## begin
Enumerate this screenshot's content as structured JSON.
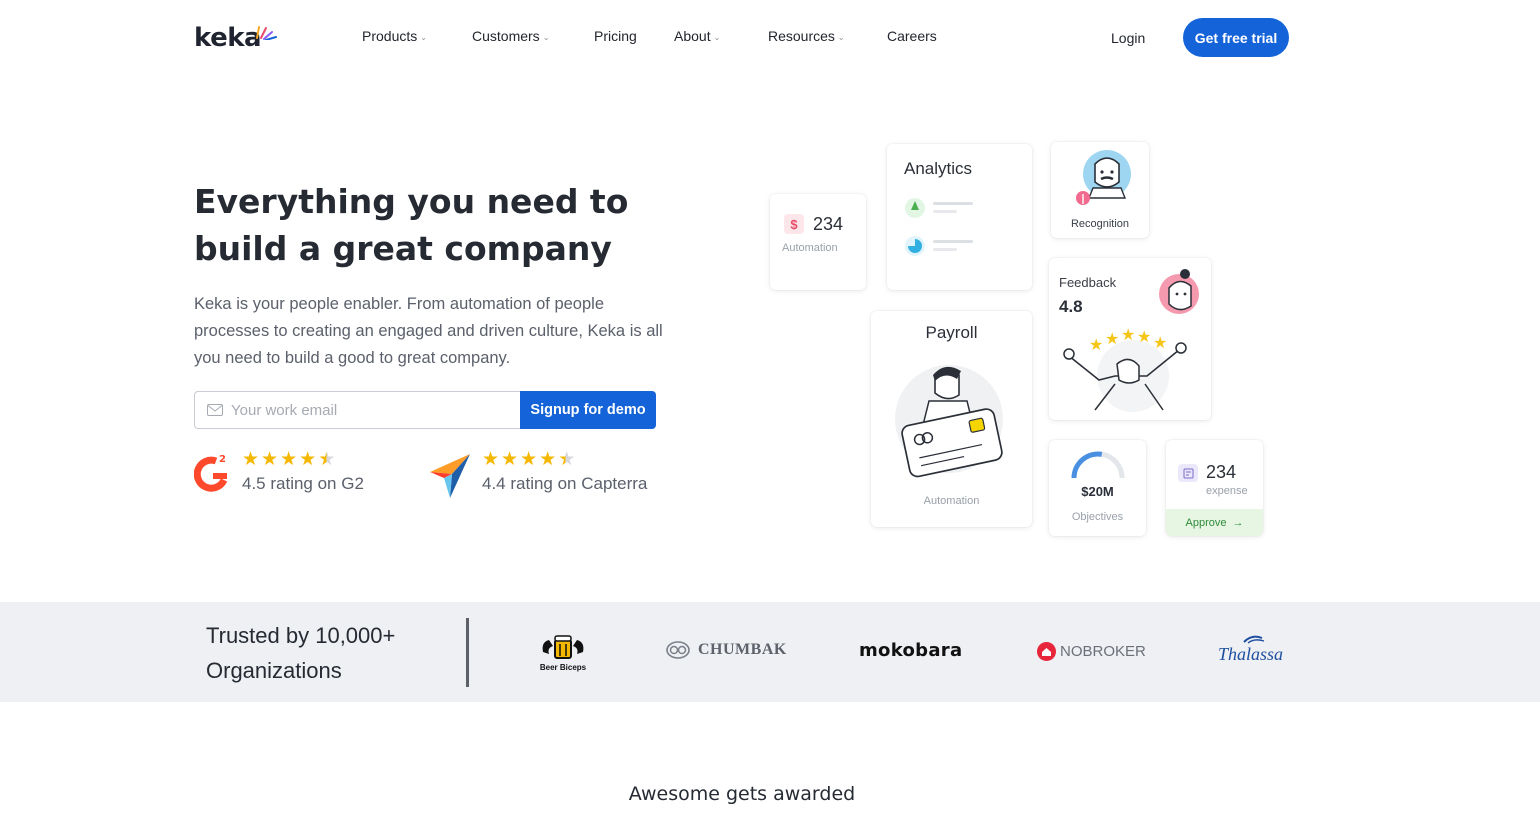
{
  "brand": {
    "logo_text": "keka"
  },
  "nav": {
    "items": [
      {
        "label": "Products",
        "has_dropdown": true
      },
      {
        "label": "Customers",
        "has_dropdown": true
      },
      {
        "label": "Pricing",
        "has_dropdown": false
      },
      {
        "label": "About",
        "has_dropdown": true
      },
      {
        "label": "Resources",
        "has_dropdown": true
      },
      {
        "label": "Careers",
        "has_dropdown": false
      }
    ],
    "login_label": "Login",
    "cta_label": "Get free trial"
  },
  "hero": {
    "title_line1": "Everything you need to",
    "title_line2": "build a great company",
    "subtitle": "Keka is your people enabler. From automation of people processes to creating an engaged and driven culture, Keka is all you need to build a good to great company.",
    "email_placeholder": "Your work email",
    "signup_label": "Signup for demo",
    "ratings": [
      {
        "source": "G2",
        "score": 4.5,
        "text": "4.5 rating on G2"
      },
      {
        "source": "Capterra",
        "score": 4.4,
        "text": "4.4 rating on Capterra"
      }
    ]
  },
  "cards": {
    "automation": {
      "value": "234",
      "label": "Automation"
    },
    "analytics": {
      "title": "Analytics"
    },
    "recognition": {
      "label": "Recognition"
    },
    "feedback": {
      "title": "Feedback",
      "score": "4.8"
    },
    "payroll": {
      "title": "Payroll",
      "label": "Automation"
    },
    "objectives": {
      "value": "$20M",
      "label": "Objectives",
      "progress": 0.55
    },
    "expense": {
      "value": "234",
      "label": "expense",
      "action": "Approve"
    }
  },
  "trusted": {
    "line1": "Trusted by 10,000+",
    "line2": "Organizations",
    "logos": [
      "Beer Biceps",
      "CHUMBAK",
      "mokobara",
      "NOBROKER",
      "Thalassa"
    ]
  },
  "awarded_heading": "Awesome gets awarded",
  "colors": {
    "primary": "#1463d8",
    "star": "#f5b800",
    "g2_red": "#ff492c",
    "approve_bg": "#e6f6e2",
    "approve_text": "#2e8b3a"
  }
}
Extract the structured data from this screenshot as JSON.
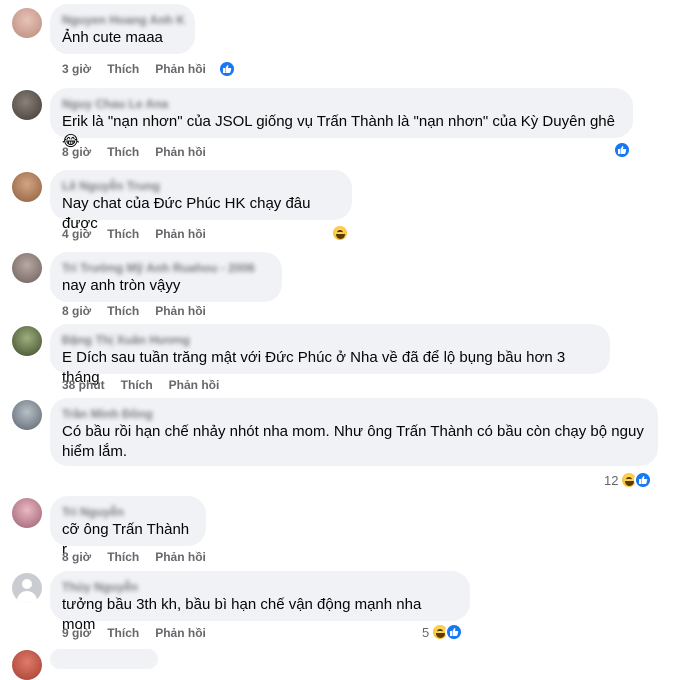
{
  "actions": {
    "like": "Thích",
    "reply": "Phản hồi"
  },
  "comments": [
    {
      "author": "Nguyen Hoang Anh K",
      "text": "Ảnh cute maaa",
      "time": "3 giờ",
      "reactions": ""
    },
    {
      "author": "Nguy Chau Le Ana",
      "text": "Erik là \"nạn nhơn\" của JSOL giống vụ Trấn Thành là \"nạn nhơn\" của Kỳ Duyên ghê 😂",
      "time": "8 giờ",
      "reactions": ""
    },
    {
      "author": "Lê Nguyễn Trung",
      "text": "Nay chat của Đức Phúc HK chạy đâu được",
      "time": "4 giờ",
      "reactions": ""
    },
    {
      "author": "Tri Trường Mỹ Anh Ruahou - 2006",
      "text": "nay anh tròn vậyy",
      "time": "8 giờ",
      "reactions": ""
    },
    {
      "author": "Đặng Thị Xuân Hương",
      "text": "E Dích sau tuần trăng mật với Đức Phúc ở Nha về đã để lộ bụng bầu hơn 3 tháng",
      "time": "38 phút",
      "reactions": ""
    },
    {
      "author": "Trần Minh Đông",
      "text": "Có bầu rồi hạn chế nhảy nhót nha mom. Như ông Trấn Thành có bầu còn chạy bộ nguy hiểm lắm.",
      "time": "8 giờ",
      "reactions": "12"
    },
    {
      "author": "Tri Nguyễn",
      "text": "cỡ ông Trấn Thành r",
      "time": "8 giờ",
      "reactions": ""
    },
    {
      "author": "Thủy Nguyễn",
      "text": "tưởng bầu 3th kh, bầu bì hạn chế vận động mạnh nha mom",
      "time": "9 giờ",
      "reactions": "5"
    }
  ],
  "colors": {
    "bubble": "#f0f2f5",
    "meta": "#65676b",
    "like": "#1877f2",
    "haha": "#f7b125"
  },
  "icons": [
    "like-reaction-icon",
    "haha-reaction-icon"
  ]
}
## end
**EXERCISE TASK**
Skipping the pictures, transcribe each line above exactly as it appears.

**THE SOLUTION**
Enumerate this screenshot's content as structured JSON.
{
  "brand": {
    "logo_text": "keka"
  },
  "nav": {
    "items": [
      {
        "label": "Products",
        "has_dropdown": true
      },
      {
        "label": "Customers",
        "has_dropdown": true
      },
      {
        "label": "Pricing",
        "has_dropdown": false
      },
      {
        "label": "About",
        "has_dropdown": true
      },
      {
        "label": "Resources",
        "has_dropdown": true
      },
      {
        "label": "Careers",
        "has_dropdown": false
      }
    ],
    "login_label": "Login",
    "cta_label": "Get free trial"
  },
  "hero": {
    "title_line1": "Everything you need to",
    "title_line2": "build a great company",
    "subtitle": "Keka is your people enabler. From automation of people processes to creating an engaged and driven culture, Keka is all you need to build a good to great company.",
    "email_placeholder": "Your work email",
    "signup_label": "Signup for demo",
    "ratings": [
      {
        "source": "G2",
        "score": 4.5,
        "text": "4.5 rating on G2"
      },
      {
        "source": "Capterra",
        "score": 4.4,
        "text": "4.4 rating on Capterra"
      }
    ]
  },
  "cards": {
    "automation": {
      "value": "234",
      "label": "Automation"
    },
    "analytics": {
      "title": "Analytics"
    },
    "recognition": {
      "label": "Recognition"
    },
    "feedback": {
      "title": "Feedback",
      "score": "4.8"
    },
    "payroll": {
      "title": "Payroll",
      "label": "Automation"
    },
    "objectives": {
      "value": "$20M",
      "label": "Objectives",
      "progress": 0.55
    },
    "expense": {
      "value": "234",
      "label": "expense",
      "action": "Approve"
    }
  },
  "trusted": {
    "line1": "Trusted by 10,000+",
    "line2": "Organizations",
    "logos": [
      "Beer Biceps",
      "CHUMBAK",
      "mokobara",
      "NOBROKER",
      "Thalassa"
    ]
  },
  "awarded_heading": "Awesome gets awarded",
  "colors": {
    "primary": "#1463d8",
    "star": "#f5b800",
    "g2_red": "#ff492c",
    "approve_bg": "#e6f6e2",
    "approve_text": "#2e8b3a"
  }
}
Extract the structured data from this screenshot as JSON.
{
  "actions": {
    "like": "Thích",
    "reply": "Phản hồi"
  },
  "comments": [
    {
      "author": "Nguyen Hoang Anh K",
      "text": "Ảnh cute maaa",
      "time": "3 giờ",
      "reactions": ""
    },
    {
      "author": "Nguy Chau Le Ana",
      "text": "Erik là \"nạn nhơn\" của JSOL giống vụ Trấn Thành là \"nạn nhơn\" của Kỳ Duyên ghê 😂",
      "time": "8 giờ",
      "reactions": ""
    },
    {
      "author": "Lê Nguyễn Trung",
      "text": "Nay chat của Đức Phúc HK chạy đâu được",
      "time": "4 giờ",
      "reactions": ""
    },
    {
      "author": "Tri Trường Mỹ Anh Ruahou - 2006",
      "text": "nay anh tròn vậyy",
      "time": "8 giờ",
      "reactions": ""
    },
    {
      "author": "Đặng Thị Xuân Hương",
      "text": "E Dích sau tuần trăng mật với Đức Phúc ở Nha về đã để lộ bụng bầu hơn 3 tháng",
      "time": "38 phút",
      "reactions": ""
    },
    {
      "author": "Trần Minh Đông",
      "text": "Có bầu rồi hạn chế nhảy nhót nha mom. Như ông Trấn Thành có bầu còn chạy bộ nguy hiểm lắm.",
      "time": "8 giờ",
      "reactions": "12"
    },
    {
      "author": "Tri Nguyễn",
      "text": "cỡ ông Trấn Thành r",
      "time": "8 giờ",
      "reactions": ""
    },
    {
      "author": "Thủy Nguyễn",
      "text": "tưởng bầu 3th kh, bầu bì hạn chế vận động mạnh nha mom",
      "time": "9 giờ",
      "reactions": "5"
    }
  ],
  "colors": {
    "bubble": "#f0f2f5",
    "meta": "#65676b",
    "like": "#1877f2",
    "haha": "#f7b125"
  },
  "icons": [
    "like-reaction-icon",
    "haha-reaction-icon"
  ]
}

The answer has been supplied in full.